_DIRECTIONS_
Write out the listing's lines word for word, from the line holding "Find all labels, buttons, inputs, and" through the line holding "bar: [622, 374, 669, 398]", including both of those lines.

[begin STORED DATA]

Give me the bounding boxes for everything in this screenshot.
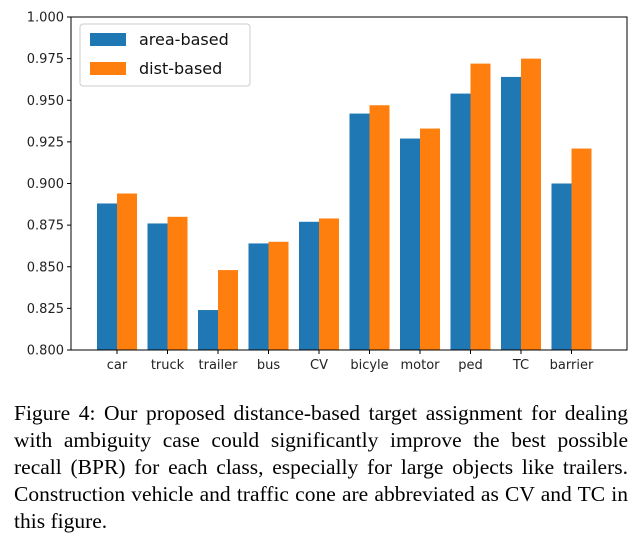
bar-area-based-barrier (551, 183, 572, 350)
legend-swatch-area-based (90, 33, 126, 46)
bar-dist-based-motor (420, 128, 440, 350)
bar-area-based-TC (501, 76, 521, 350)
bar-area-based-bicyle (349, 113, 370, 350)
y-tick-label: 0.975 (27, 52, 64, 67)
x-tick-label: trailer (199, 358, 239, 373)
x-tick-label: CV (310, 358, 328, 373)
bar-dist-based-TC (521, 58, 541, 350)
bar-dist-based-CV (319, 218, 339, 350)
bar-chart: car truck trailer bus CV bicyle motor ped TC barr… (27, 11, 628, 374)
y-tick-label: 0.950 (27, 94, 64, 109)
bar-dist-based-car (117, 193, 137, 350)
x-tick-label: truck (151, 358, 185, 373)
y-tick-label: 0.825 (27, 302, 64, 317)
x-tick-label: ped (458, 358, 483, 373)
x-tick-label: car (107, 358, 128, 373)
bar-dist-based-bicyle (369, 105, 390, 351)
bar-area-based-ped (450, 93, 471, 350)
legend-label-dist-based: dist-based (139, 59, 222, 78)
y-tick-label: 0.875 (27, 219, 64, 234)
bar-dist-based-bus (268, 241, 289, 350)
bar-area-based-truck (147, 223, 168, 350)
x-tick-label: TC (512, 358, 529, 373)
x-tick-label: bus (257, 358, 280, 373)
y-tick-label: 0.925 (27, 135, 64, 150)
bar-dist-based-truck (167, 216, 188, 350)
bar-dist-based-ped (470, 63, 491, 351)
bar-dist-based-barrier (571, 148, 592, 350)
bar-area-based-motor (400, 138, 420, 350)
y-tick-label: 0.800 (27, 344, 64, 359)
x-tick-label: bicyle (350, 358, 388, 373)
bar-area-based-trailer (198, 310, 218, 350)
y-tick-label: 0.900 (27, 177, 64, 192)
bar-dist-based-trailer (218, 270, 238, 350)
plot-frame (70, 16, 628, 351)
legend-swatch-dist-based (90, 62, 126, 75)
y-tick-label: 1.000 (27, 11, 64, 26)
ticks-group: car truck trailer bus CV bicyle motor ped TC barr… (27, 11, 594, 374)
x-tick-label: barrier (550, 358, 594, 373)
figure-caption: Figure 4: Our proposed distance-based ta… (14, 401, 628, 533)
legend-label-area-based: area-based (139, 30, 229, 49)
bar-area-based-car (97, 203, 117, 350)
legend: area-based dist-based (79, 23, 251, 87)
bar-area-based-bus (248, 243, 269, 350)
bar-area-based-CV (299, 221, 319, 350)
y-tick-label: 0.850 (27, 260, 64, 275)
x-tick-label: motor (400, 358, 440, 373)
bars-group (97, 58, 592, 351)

[end STORED DATA]
[begin STORED DATA]

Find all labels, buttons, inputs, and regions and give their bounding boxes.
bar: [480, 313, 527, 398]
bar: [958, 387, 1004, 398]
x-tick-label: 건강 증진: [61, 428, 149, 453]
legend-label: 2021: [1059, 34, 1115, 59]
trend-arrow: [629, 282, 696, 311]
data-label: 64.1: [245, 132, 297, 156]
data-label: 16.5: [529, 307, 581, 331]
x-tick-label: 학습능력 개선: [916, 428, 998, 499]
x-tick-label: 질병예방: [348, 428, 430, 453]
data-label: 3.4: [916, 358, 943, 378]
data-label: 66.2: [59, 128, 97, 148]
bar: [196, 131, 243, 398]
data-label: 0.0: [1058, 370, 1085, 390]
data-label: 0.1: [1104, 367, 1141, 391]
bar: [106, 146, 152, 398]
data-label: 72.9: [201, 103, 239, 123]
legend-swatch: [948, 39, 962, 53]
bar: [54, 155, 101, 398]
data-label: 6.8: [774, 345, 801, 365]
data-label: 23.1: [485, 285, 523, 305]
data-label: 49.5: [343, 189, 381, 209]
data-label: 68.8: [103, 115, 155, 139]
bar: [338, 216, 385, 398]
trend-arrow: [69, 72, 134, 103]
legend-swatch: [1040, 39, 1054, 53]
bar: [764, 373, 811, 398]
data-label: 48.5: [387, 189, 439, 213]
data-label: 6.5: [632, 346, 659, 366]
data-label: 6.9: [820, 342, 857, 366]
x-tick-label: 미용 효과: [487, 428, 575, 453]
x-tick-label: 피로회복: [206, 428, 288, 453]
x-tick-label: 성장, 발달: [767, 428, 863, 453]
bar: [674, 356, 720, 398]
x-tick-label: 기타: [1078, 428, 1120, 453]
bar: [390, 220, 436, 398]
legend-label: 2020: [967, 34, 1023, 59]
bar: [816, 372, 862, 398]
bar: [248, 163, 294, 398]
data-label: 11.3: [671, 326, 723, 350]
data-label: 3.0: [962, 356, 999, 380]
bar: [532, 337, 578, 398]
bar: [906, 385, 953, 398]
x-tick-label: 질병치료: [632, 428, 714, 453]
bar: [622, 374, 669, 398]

[end STORED DATA]

_RESPONSE BELOW_
Find all labels, buttons, inputs, and regions and give their bounding boxes.
bar: [480, 313, 527, 398]
bar: [958, 387, 1004, 398]
x-tick-label: 건강 증진: [61, 428, 149, 453]
legend-label: 2021: [1059, 34, 1115, 59]
trend-arrow: [629, 282, 696, 311]
data-label: 64.1: [245, 132, 297, 156]
data-label: 16.5: [529, 307, 581, 331]
x-tick-label: 학습능력 개선: [916, 428, 998, 499]
x-tick-label: 질병예방: [348, 428, 430, 453]
data-label: 3.4: [916, 358, 943, 378]
data-label: 66.2: [59, 128, 97, 148]
bar: [196, 131, 243, 398]
data-label: 0.0: [1058, 370, 1085, 390]
data-label: 0.1: [1104, 367, 1141, 391]
bar: [106, 146, 152, 398]
data-label: 72.9: [201, 103, 239, 123]
legend-swatch: [948, 39, 962, 53]
bar: [54, 155, 101, 398]
data-label: 6.8: [774, 345, 801, 365]
data-label: 23.1: [485, 285, 523, 305]
data-label: 49.5: [343, 189, 381, 209]
data-label: 68.8: [103, 115, 155, 139]
bar: [338, 216, 385, 398]
trend-arrow: [69, 72, 134, 103]
legend-swatch: [1040, 39, 1054, 53]
bar: [764, 373, 811, 398]
data-label: 48.5: [387, 189, 439, 213]
data-label: 6.5: [632, 346, 659, 366]
data-label: 6.9: [820, 342, 857, 366]
x-tick-label: 미용 효과: [487, 428, 575, 453]
x-tick-label: 피로회복: [206, 428, 288, 453]
x-tick-label: 성장, 발달: [767, 428, 863, 453]
bar: [674, 356, 720, 398]
x-tick-label: 기타: [1078, 428, 1120, 453]
bar: [390, 220, 436, 398]
legend-label: 2020: [967, 34, 1023, 59]
bar: [816, 372, 862, 398]
bar: [248, 163, 294, 398]
data-label: 11.3: [671, 326, 723, 350]
data-label: 3.0: [962, 356, 999, 380]
bar: [532, 337, 578, 398]
bar: [906, 385, 953, 398]
x-tick-label: 질병치료: [632, 428, 714, 453]
bar: [622, 374, 669, 398]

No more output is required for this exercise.